■ **WHAT THE TASK ASKS**: Each line containing the word "ylabel" should be found and copied.

####################

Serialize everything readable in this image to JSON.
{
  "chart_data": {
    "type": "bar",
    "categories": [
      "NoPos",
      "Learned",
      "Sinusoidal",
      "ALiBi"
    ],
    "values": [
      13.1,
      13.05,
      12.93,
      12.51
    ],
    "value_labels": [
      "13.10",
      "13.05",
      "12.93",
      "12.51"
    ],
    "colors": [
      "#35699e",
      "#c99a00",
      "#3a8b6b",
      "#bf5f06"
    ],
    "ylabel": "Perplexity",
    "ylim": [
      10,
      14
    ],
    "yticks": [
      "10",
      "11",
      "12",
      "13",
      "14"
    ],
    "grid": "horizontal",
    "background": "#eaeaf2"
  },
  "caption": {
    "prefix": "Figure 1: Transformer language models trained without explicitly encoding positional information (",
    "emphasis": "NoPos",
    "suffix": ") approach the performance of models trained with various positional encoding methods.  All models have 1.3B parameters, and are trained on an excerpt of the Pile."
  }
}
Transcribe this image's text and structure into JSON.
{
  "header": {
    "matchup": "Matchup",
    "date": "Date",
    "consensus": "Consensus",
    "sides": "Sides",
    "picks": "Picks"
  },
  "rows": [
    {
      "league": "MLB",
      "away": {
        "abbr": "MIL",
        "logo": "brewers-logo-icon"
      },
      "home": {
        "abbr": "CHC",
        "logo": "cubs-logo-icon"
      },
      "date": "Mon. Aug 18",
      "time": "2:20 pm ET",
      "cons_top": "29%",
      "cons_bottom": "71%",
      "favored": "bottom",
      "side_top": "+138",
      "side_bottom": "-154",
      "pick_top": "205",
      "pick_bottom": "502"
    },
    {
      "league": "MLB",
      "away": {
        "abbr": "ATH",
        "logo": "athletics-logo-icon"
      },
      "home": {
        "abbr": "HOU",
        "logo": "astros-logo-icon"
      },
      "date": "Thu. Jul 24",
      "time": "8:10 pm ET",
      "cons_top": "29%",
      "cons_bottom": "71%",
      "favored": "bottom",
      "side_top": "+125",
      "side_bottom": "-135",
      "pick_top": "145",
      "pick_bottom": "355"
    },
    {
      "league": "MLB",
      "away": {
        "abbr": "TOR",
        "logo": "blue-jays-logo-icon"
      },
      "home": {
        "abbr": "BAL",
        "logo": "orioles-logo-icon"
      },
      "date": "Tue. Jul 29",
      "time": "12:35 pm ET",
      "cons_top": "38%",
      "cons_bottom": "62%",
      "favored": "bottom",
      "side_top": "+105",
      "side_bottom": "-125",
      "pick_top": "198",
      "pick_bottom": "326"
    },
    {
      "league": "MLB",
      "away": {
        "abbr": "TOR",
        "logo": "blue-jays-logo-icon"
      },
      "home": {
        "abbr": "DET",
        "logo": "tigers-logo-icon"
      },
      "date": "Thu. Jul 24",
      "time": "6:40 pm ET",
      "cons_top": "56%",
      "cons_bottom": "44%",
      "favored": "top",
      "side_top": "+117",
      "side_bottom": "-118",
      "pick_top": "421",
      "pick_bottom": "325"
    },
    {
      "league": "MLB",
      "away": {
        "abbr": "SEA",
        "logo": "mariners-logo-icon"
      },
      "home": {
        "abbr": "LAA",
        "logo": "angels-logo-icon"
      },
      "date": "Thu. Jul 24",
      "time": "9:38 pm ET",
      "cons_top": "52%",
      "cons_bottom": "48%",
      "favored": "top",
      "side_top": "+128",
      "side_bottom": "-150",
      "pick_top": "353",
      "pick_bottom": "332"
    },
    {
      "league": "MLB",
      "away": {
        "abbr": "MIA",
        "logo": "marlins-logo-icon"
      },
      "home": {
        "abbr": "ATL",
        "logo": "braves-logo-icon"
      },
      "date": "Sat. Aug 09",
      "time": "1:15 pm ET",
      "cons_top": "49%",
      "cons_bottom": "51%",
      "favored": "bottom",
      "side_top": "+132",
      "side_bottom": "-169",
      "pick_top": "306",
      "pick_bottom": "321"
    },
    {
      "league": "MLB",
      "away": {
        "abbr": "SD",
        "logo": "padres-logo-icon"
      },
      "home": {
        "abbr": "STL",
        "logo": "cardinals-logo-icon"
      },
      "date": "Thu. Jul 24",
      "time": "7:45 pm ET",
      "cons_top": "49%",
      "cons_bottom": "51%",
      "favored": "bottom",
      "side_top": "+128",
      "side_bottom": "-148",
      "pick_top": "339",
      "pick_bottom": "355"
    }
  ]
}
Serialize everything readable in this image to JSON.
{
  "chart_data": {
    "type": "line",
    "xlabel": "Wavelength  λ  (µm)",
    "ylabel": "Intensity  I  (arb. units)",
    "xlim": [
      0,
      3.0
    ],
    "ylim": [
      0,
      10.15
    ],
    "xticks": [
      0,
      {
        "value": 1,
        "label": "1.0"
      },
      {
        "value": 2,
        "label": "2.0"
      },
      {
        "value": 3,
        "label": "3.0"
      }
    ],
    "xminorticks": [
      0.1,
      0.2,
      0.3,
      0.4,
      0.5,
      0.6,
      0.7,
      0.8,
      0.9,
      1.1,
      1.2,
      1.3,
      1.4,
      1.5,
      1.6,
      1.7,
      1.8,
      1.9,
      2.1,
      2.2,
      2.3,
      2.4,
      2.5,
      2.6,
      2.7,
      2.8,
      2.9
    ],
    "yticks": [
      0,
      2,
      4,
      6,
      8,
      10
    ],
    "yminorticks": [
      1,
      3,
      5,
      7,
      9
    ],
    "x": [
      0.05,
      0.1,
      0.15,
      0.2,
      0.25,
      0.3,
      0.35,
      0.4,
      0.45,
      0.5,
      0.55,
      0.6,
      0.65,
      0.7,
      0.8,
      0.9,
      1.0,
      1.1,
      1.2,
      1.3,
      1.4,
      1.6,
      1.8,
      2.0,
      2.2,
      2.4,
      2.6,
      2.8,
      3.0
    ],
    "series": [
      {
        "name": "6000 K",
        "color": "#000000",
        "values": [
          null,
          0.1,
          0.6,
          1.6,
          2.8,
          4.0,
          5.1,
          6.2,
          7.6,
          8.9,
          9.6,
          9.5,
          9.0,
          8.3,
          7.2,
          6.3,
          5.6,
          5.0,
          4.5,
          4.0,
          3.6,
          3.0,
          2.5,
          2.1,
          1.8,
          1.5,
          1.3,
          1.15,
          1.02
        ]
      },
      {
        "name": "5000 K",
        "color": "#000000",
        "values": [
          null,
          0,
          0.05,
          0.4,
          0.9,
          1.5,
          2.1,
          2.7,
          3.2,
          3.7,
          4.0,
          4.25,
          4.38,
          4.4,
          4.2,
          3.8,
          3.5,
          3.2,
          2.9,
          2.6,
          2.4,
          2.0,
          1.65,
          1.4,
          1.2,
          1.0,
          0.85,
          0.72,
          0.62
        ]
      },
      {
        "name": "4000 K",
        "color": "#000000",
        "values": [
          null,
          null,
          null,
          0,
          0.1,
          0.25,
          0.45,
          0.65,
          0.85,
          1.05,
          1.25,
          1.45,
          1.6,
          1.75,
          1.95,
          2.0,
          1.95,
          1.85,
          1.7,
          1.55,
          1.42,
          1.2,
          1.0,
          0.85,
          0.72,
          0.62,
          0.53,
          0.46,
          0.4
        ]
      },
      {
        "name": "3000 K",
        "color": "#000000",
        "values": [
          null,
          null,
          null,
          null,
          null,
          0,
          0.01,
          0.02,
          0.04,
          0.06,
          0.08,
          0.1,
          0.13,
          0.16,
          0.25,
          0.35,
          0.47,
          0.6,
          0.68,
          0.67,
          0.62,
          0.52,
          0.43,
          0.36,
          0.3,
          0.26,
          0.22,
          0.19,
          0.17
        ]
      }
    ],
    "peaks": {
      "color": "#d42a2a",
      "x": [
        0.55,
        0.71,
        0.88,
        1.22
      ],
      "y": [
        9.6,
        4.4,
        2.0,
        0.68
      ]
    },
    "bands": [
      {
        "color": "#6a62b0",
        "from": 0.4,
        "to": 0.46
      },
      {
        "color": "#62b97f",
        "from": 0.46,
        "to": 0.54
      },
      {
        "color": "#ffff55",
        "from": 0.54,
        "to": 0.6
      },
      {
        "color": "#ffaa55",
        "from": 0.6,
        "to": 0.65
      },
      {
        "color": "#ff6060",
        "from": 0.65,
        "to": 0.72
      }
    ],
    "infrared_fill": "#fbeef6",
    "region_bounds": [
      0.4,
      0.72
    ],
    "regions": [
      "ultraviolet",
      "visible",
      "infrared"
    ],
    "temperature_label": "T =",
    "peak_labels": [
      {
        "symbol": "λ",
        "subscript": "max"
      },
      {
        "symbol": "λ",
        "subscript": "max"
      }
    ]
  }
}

####################

■ **OUTPUT FOR THIS TASK**:
    "ylabel": "Perplexity",
    "ylabel": "Intensity  I  (arb. units)",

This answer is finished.